### Work to do
Filter the records below down to lines containing "What".

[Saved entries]
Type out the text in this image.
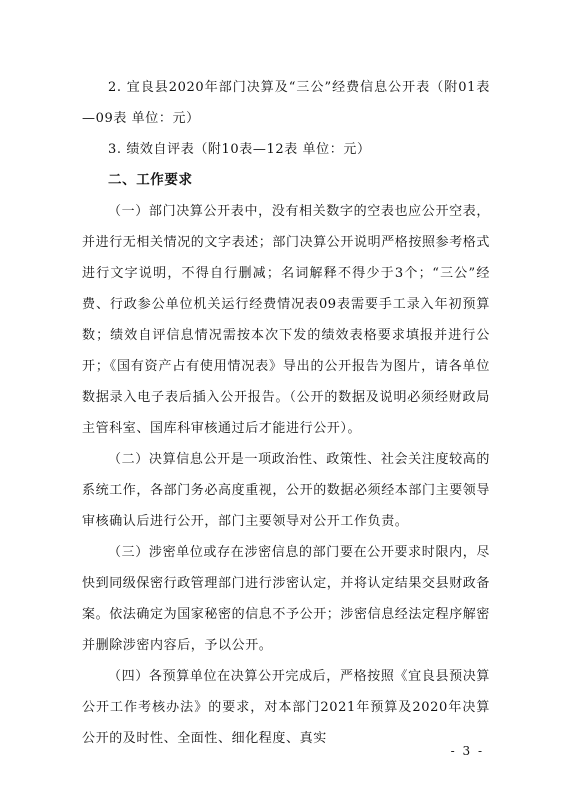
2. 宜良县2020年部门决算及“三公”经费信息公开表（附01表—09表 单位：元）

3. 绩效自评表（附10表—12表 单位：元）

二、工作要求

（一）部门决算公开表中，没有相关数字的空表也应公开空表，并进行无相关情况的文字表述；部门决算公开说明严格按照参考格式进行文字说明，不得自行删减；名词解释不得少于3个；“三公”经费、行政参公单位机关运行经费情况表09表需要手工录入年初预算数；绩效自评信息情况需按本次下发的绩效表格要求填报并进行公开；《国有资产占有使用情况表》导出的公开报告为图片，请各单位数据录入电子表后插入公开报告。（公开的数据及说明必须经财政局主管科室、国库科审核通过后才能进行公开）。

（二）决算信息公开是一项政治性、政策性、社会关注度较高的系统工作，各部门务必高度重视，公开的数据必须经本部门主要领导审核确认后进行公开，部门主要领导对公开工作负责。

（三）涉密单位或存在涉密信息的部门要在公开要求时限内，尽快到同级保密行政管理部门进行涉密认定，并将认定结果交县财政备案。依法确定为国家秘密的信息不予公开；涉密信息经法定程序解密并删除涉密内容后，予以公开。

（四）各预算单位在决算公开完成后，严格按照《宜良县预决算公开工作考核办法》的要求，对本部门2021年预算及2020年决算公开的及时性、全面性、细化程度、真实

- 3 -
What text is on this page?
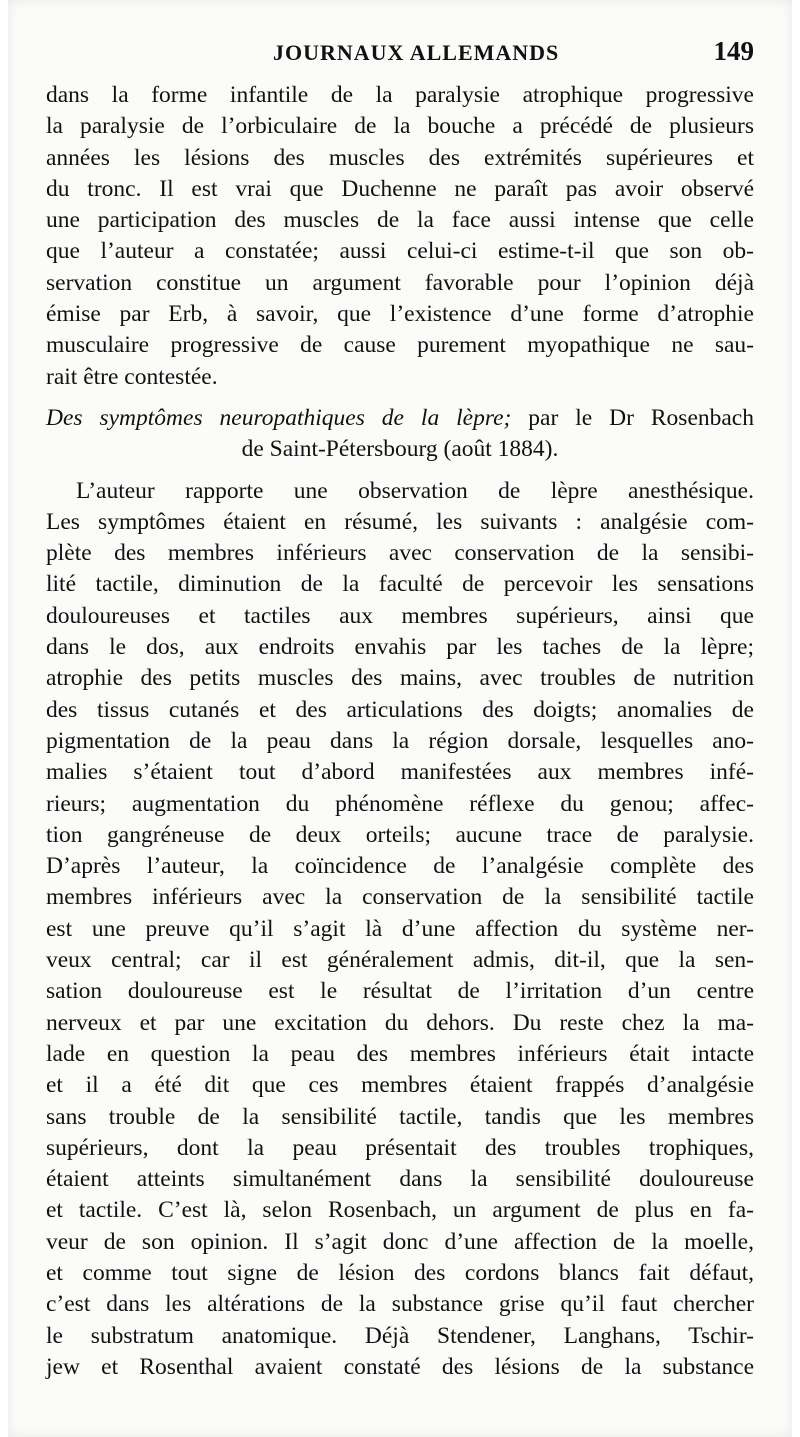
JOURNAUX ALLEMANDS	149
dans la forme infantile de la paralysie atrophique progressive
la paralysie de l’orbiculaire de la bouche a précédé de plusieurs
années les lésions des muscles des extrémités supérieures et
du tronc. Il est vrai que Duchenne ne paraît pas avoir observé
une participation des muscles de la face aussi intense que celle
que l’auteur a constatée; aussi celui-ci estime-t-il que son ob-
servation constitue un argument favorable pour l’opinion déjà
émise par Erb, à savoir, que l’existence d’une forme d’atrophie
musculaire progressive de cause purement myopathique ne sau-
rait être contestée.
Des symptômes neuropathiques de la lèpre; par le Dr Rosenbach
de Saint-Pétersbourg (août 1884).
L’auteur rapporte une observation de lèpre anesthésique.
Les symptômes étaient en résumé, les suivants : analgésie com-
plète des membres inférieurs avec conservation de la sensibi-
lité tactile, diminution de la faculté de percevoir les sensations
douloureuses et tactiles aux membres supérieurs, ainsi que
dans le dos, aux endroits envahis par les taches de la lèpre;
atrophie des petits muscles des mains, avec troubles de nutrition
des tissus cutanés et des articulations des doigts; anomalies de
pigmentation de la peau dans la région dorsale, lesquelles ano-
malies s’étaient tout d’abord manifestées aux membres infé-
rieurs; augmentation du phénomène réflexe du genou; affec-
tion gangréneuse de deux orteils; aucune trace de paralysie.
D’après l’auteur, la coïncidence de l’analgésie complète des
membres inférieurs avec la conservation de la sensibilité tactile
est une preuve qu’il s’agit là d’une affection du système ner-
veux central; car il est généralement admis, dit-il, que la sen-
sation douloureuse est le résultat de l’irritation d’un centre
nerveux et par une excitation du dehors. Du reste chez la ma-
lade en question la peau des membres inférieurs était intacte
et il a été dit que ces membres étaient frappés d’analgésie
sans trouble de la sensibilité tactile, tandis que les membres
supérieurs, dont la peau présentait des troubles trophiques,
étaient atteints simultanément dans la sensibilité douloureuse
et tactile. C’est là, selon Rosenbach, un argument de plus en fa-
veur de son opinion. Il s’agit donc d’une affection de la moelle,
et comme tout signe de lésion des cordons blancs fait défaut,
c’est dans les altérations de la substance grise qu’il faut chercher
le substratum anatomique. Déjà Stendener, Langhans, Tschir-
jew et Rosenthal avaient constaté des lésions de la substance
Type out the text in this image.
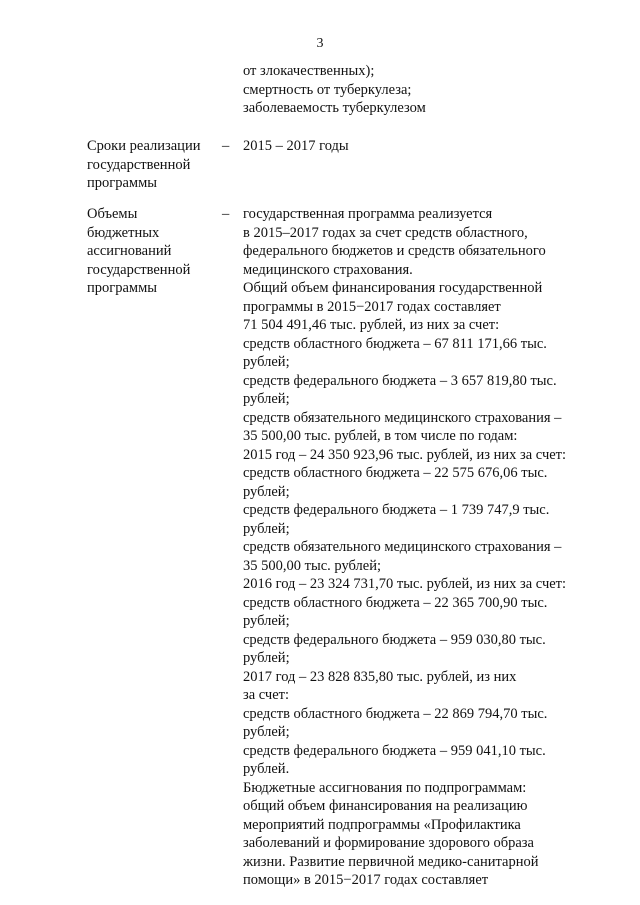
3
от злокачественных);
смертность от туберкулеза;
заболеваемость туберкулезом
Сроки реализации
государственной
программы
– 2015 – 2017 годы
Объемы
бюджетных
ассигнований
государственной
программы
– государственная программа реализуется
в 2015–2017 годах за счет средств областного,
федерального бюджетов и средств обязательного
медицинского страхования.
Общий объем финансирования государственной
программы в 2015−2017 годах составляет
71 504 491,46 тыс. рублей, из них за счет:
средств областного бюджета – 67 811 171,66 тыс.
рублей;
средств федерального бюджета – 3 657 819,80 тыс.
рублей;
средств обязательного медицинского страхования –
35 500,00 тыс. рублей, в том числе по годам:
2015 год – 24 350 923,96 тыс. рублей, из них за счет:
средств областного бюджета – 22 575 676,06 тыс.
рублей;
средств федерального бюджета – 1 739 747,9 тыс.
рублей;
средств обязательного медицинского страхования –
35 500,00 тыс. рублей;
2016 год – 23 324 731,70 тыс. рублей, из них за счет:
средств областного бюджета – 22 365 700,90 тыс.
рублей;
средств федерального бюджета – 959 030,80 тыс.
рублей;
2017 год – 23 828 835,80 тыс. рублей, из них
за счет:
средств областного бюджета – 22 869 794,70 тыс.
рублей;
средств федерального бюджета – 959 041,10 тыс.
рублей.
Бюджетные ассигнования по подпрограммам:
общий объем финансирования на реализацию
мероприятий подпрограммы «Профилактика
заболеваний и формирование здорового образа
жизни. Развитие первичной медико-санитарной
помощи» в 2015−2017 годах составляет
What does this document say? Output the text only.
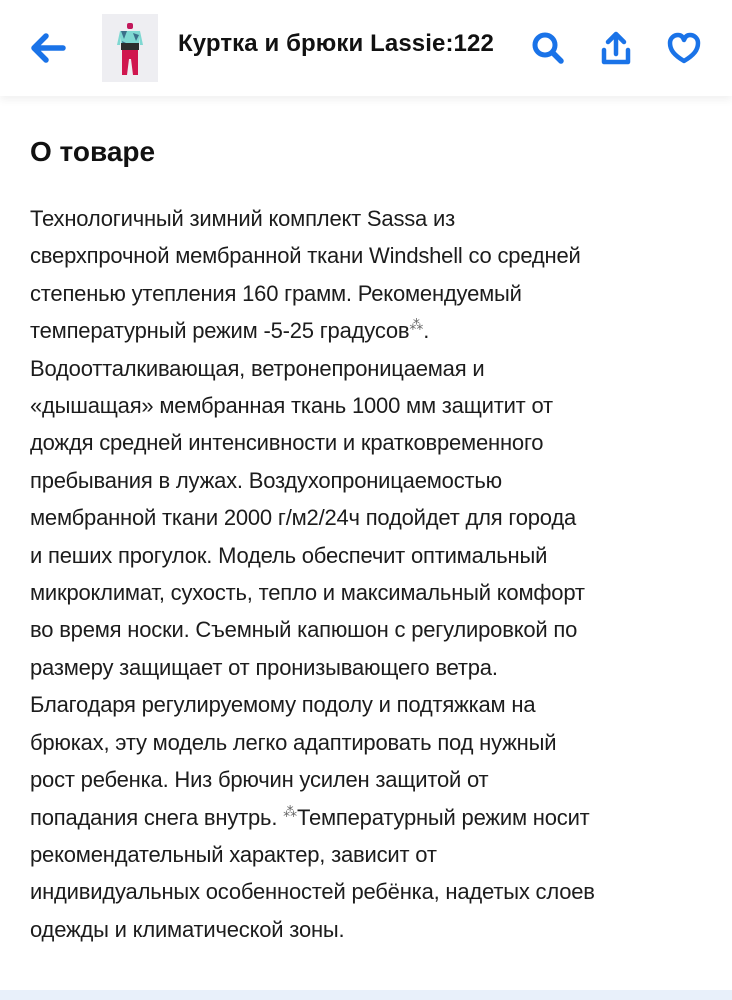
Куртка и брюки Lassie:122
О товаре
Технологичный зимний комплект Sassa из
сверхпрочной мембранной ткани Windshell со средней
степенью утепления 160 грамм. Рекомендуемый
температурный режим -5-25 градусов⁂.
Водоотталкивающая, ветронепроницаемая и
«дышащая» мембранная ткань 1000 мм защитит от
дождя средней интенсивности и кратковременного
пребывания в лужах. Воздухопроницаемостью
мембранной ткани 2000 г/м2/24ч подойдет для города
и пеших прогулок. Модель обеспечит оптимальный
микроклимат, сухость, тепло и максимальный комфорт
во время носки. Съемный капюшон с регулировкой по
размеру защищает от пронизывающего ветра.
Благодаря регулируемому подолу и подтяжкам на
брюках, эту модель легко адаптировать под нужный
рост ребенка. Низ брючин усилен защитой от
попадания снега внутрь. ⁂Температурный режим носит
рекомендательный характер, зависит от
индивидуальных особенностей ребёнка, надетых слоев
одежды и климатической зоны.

### Exercise output
What text is on this page?
What does this document say? Output the text only.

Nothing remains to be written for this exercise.